DOCUMENT SECTION:

○ ○ ○ ○ ○ ○ ○

Some people sit and dry-fire their pistol hundreds of times over several hours to "break it in". I've never practiced this. I'd much rather take it to the range and actually fire it with live rounds to "break it in". Still, plenty will say there weapons never suffer from dry firing. More power to you.
 
Dry practice is the key to quality shooting. I wouldn't do dry practice just to break in a gun, but I do a lot of dry practice to work on trigger control.

Without exaggeration I have well over 100,000 dry presses on my carry gun alone. I've got plenty on other guns as well. With guns I use regularly, I do at least 10:1 dry presses to live fire. With the guns I use the most it's closer to 30:1.
 
Unless it is a rimfire or really old you don't need snap caps. In fact snap caps like a zoom can actually leave aluminum shavings after repeated use which is obviously no good for your firearm.

○ ○ ○ ○ ○ ○ ○

SUPPLIED INFORMATION:
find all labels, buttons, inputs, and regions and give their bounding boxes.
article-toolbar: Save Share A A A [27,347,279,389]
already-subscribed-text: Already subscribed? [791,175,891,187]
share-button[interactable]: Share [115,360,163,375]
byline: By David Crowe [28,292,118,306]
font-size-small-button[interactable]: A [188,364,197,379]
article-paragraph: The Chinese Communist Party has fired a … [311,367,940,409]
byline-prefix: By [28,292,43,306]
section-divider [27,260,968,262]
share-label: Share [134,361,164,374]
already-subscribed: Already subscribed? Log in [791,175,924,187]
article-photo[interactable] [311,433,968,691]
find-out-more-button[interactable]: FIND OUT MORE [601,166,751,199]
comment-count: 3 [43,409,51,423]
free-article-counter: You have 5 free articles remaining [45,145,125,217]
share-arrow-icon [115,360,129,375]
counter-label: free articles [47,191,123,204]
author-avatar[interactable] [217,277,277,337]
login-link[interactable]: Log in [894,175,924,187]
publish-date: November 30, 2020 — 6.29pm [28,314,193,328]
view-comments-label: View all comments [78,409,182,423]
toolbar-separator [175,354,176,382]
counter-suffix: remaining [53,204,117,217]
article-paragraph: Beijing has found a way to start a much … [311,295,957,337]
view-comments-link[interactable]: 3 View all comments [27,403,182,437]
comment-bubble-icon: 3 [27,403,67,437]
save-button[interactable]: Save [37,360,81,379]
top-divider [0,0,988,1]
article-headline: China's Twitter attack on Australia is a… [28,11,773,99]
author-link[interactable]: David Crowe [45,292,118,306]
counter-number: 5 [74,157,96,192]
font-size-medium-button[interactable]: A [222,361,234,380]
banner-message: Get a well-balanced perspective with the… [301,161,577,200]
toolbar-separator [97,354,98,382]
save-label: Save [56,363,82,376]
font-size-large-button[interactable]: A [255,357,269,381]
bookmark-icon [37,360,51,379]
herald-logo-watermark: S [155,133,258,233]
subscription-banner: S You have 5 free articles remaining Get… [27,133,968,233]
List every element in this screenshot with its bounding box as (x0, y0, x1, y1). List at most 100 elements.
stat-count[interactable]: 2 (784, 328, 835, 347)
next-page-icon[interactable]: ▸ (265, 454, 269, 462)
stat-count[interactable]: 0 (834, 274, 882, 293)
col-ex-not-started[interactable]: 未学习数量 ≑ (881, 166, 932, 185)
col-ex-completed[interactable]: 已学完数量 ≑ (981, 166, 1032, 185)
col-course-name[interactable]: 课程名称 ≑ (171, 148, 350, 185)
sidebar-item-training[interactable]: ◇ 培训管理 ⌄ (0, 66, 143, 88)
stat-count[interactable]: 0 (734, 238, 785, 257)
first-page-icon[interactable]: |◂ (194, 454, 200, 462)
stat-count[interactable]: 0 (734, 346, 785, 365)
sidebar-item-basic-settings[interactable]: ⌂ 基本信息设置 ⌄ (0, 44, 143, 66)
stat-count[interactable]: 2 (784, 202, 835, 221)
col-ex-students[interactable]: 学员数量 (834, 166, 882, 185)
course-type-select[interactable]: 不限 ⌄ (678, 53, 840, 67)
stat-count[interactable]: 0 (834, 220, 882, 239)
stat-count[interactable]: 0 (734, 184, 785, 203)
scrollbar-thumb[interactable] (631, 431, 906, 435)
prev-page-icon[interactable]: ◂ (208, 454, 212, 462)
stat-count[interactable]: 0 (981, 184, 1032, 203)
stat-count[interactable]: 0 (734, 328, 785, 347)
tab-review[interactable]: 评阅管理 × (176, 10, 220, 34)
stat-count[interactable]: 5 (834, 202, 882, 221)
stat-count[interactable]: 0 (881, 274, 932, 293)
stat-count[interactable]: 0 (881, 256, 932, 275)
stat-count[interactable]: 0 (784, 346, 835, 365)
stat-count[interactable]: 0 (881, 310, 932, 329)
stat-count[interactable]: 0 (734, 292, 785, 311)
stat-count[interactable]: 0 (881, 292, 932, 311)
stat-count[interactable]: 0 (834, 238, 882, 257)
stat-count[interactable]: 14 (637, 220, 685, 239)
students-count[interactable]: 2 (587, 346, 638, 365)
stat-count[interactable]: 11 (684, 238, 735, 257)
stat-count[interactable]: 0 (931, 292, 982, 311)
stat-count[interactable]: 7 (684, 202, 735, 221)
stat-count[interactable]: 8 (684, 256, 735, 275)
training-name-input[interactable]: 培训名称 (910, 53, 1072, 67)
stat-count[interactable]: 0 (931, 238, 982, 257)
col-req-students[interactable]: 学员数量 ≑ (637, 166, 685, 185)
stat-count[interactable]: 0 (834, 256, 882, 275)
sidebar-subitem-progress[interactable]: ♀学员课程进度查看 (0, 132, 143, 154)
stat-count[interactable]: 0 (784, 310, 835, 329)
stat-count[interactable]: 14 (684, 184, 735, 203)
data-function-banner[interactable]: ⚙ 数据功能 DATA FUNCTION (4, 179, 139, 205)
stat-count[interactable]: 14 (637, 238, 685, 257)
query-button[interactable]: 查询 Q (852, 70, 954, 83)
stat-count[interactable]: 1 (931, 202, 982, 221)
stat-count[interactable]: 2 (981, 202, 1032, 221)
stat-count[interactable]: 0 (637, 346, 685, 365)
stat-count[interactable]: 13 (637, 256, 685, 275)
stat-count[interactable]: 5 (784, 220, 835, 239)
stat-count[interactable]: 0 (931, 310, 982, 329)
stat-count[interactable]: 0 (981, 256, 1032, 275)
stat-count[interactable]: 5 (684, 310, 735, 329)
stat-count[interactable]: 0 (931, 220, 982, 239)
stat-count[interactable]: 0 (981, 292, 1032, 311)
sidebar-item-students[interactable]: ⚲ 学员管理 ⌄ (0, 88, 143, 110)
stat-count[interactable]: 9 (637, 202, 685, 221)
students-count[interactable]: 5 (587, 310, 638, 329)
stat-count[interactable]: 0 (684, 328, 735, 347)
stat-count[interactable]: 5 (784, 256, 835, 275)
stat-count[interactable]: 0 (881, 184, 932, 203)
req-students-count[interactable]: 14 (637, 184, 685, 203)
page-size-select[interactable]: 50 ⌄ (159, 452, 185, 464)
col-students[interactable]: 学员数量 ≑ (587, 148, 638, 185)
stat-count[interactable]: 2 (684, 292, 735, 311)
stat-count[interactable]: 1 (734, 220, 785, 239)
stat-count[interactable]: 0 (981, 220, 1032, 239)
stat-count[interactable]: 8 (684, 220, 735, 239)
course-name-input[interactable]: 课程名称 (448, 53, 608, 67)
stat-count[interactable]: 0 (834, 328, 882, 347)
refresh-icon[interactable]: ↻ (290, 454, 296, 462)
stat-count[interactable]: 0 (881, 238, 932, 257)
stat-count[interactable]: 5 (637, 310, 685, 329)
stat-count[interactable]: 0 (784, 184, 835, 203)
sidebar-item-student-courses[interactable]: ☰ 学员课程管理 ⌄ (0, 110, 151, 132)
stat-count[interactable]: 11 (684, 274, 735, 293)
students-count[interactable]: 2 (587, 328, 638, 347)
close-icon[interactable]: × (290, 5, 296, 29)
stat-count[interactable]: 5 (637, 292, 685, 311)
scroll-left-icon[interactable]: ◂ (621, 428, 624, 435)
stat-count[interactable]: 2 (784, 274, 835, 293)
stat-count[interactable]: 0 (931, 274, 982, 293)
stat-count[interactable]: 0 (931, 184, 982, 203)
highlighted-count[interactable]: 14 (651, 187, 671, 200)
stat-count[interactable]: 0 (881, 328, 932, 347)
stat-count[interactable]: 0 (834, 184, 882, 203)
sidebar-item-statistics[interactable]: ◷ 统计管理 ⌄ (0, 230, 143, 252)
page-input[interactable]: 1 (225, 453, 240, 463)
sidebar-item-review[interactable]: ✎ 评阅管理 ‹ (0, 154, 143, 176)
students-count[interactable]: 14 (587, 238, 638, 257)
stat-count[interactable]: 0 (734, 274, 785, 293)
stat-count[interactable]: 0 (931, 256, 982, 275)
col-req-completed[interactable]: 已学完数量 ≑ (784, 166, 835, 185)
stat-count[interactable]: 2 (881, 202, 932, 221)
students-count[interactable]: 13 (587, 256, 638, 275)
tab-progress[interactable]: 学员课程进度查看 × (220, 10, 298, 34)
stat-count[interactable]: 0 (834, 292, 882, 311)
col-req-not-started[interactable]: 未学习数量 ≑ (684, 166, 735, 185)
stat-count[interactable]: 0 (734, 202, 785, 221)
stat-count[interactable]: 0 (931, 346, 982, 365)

○ ○ ○ ○ ○ ○ ○

TASK LIST:
a: Translate the sentence "Dry practice is the key to quality shooting." from the dry-fire practice text into Spanish.
b: According to the dry-fire practice text, what ratio of dry presses to live fire does the writer use with the guns used most?
c: Continue the text on dry-fire practice from its last sentence.

RESPONSES TO THE EXERCISE:
a: La práctica en seco es la clave para disparar bien.

b: Closer to 30:1.

c:
 
I used the A-Zoom in an AK forever. I never thought about how the aluminum wore off.

Funny, I still haven't had a single problem with that AK.
 
Some Centerfire Guns like Kel-Tec PF-9, P32 etc.. should never be dry fired due to their design and U can do serious damage besides the Pin, also certain types like CZ 52, 75. should also never be dry-fired!
 
akdude said:
also certain types like CZ 52, 75. should also never be dry-fired!

The original CZ-75 could be dry-fired. The early CZ-75B, with a single firing pin retention roll pin COULD break that pin (not the firing pin) -- but many folks dry-fired without problems. (I never had a problem with a 75B, but I broke a roll pin quickly with a new CZ-40B, which had the same mechanism. A local hardware store had a compatible roll pen... $.75.)

Later CZ-75Bs and subsequent models based on the same design were upgraded to use a doubled roll pin (a pin within a pin), and its no longer a problem. (I thought I read that CZ went to a solid pin, but haven't seen that claim confirmed.)

The CZ-52 broke firing pins easily, but after-market providers frequently offered upgraded firing pins that were not easily broken.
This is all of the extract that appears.